### [Brief]
Below are entries. Pull out all lines containing "compositore".

Begin

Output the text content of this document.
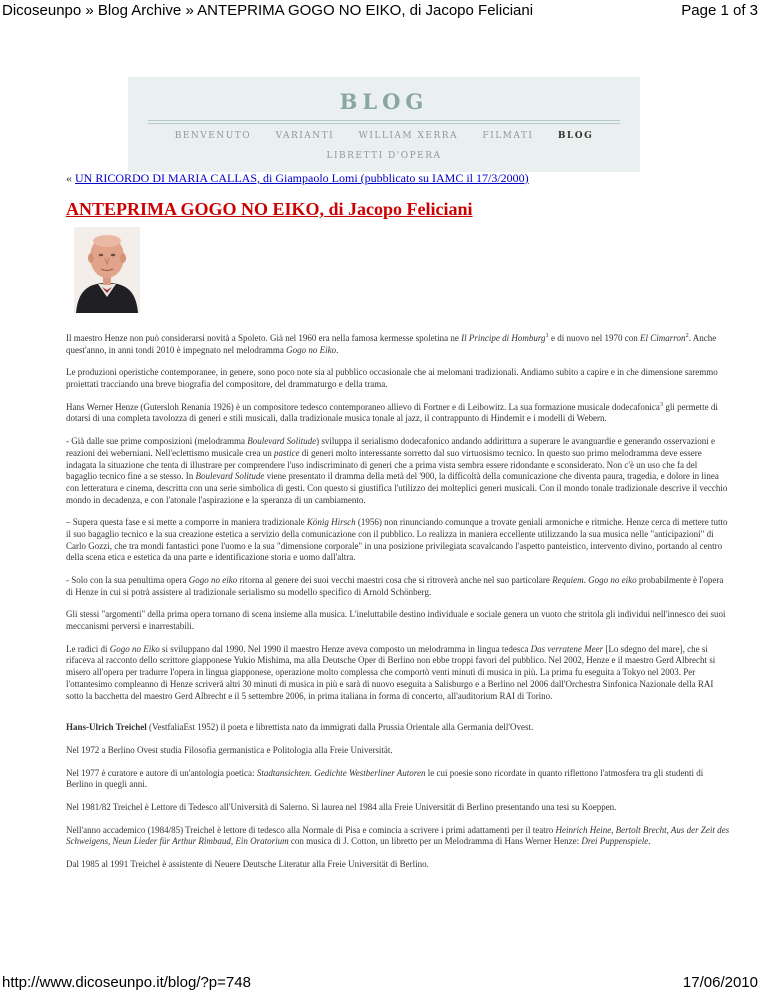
Dicoseunpo » Blog Archive » ANTEPRIMA GOGO NO EIKO, di Jacopo Feliciani	Page 1 of 3
BLOG
BENVENUTO	VARIANTI	WILLIAM XERRA	FILMATI	BLOG
LIBRETTI D'OPERA
« UN RICORDO DI MARIA CALLAS, di Giampaolo Lomi (pubblicato su IAMC il 17/3/2000)
ANTEPRIMA GOGO NO EIKO, di Jacopo Feliciani

Il maestro Henze non può considerarsi novità a Spoleto. Già nel 1960 era nella famosa kermesse spoletina ne Il Principe di Homburg$^1$ e di nuovo nel 1970 con El Cimarron$^2$. Anche quest'anno, in anni tondi 2010 è impegnato nel melodramma Gogo no Eiko.

Le produzioni operistiche contemporanee, in genere, sono poco note sia al pubblico occasionale che ai melomani tradizionali. Andiamo subito a capire e in che dimensione saremmo proiettati tracciando una breve biografia del compositore, del drammaturgo e della trama.

Hans Werner Henze (Gutersloh Renania 1926) è un compositore tedesco contemporaneo allievo di Fortner e di Leibowitz. La sua formazione musicale dodecafonica$^3$ gli permette di dotarsi di una completa tavolozza di generi e stili musicali, dalla tradizionale musica tonale al jazz, il contrappunto di Hindemit e i modelli di Webern.

- Già dalle sue prime composizioni (melodramma Boulevard Solitude) sviluppa il serialismo dodecafonico andando addirittura a superare le avanguardie e generando osservazioni e reazioni dei weberniani. Nell'eclettismo musicale crea un pastice di generi molto interessante sorretto dal suo virtuosismo tecnico. In questo suo primo melodramma deve essere indagata la situazione che tenta di illustrare per comprendere l'uso indiscriminato di generi che a prima vista sembra essere ridondante e sconsiderato. Non c'è un uso che fa del bagaglio tecnico fine a se stesso. In Boulevard Solitude viene presentato il dramma della metà del '900, la difficoltà della comunicazione che diventa paura, tragedia, e dolore in linea con letteratura e cinema, descritta con una serie simbolica di gesti. Con questo si giustifica l'utilizzo dei molteplici generi musicali. Con il mondo tonale tradizionale descrive il vecchio mondo in decadenza, e con l'atonale l'aspirazione e la speranza di un cambiamento.

– Supera questa fase e si mette a comporre in maniera tradizionale König Hirsch (1956) non rinunciando comunque a trovate geniali armoniche e ritmiche. Henze cerca di mettere tutto il suo bagaglio tecnico e la sua creazione estetica a servizio della comunicazione con il pubblico. Lo realizza in maniera eccellente utilizzando la sua musica nelle "anticipazioni" di Carlo Gozzi, che tra mondi fantastici pone l'uomo e la sua "dimensione corporale" in una posizione privilegiata scavalcando l'aspetto panteistico, intervento divino, portando al centro della scena etica e estetica da una parte e identificazione storia e uomo dall'altra.

- Solo con la sua penultima opera Gogo no eiko ritorna al genere dei suoi vecchi maestri cosa che si ritroverà anche nel suo particolare Requiem. Gogo no eiko probabilmente è l'opera di Henze in cui si potrà assistere al tradizionale serialismo su modello specifico di Arnold Schönberg.

Gli stessi "argomenti" della prima opera tornano di scena insieme alla musica. L'ineluttabile destino individuale e sociale genera un vuoto che stritola gli individui nell'innesco dei suoi meccanismi perversi e inarrestabili.

Le radici di Gogo no Eiko si sviluppano dal 1990. Nel 1990 il maestro Henze aveva composto un melodramma in lingua tedesca Das verratene Meer [Lo sdegno del mare], che si rifaceva al racconto dello scrittore giapponese Yukio Mishima, ma alla Deutsche Oper di Berlino non ebbe troppi favori del pubblico. Nel 2002, Henze e il maestro Gerd Albrecht si misero all'opera per tradurre l'opera in lingua giapponese, operazione molto complessa che comportò venti minuti di musica in più. La prima fu eseguita a Tokyo nel 2003. Per l'ottantesimo compleanno di Henze scriverà altri 30 minuti di musica in più e sarà di nuovo eseguita a Salisburgo e a Berlino nel 2006 dall'Orchestra Sinfonica Nazionale della RAI sotto la bacchetta del maestro Gerd Albrecht e il 5 settembre 2006, in prima italiana in forma di concerto, all'auditorium RAI di Torino.

Hans-Ulrich Treichel (VestfaliaEst 1952) il poeta e librettista nato da immigrati dalla Prussia Orientale alla Germania dell'Ovest.

Nel 1972 a Berlino Ovest studia Filosofia germanistica e Politologia alla Freie Universität.

Nel 1977 è curatore e autore di un'antologia poetica: Stadtansichten. Gedichte Westberliner Autoren le cui poesie sono ricordate in quanto riflettono l'atmosfera tra gli studenti di Berlino in quegli anni.

Nel 1981/82 Treichel è Lettore di Tedesco all'Università di Salerno. Si laurea nel 1984 alla Freie Universität di Berlino presentando una tesi su Koeppen.

Nell'anno accademico (1984/85) Treichel è lettore di tedesco alla Normale di Pisa e comincia a scrivere i primi adattamenti per il teatro Heinrich Heine, Bertolt Brecht, Aus der Zeit des Schweigens, Neun Lieder für Arthur Rimbaud, Ein Oratorium con musica di J. Cotton, un libretto per un Melodramma di Hans Werner Henze: Drei Puppenspiele.

Dal 1985 al 1991 Treichel è assistente di Neuere Deutsche Literatur alla Freie Universität di Berlino.

http://www.dicoseunpo.it/blog/?p=748	17/06/2010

End

### [Worked solution]
Le produzioni operistiche contemporanee, in genere, sono poco note sia al pubblico occasionale che ai melomani tradizionali. Andiamo subito a capire e in che dimensione saremmo proiettati tracciando una breve biografia del compositore, del drammaturgo e della trama.
Hans Werner Henze (Gutersloh Renania 1926) è un compositore tedesco contemporaneo allievo di Fortner e di Leibowitz. La sua formazione musicale dodecafonica$^3$ gli permette di dotarsi di una completa tavolozza di generi e stili musicali, dalla tradizionale musica tonale al jazz, il contrappunto di Hindemit e i modelli di Webern.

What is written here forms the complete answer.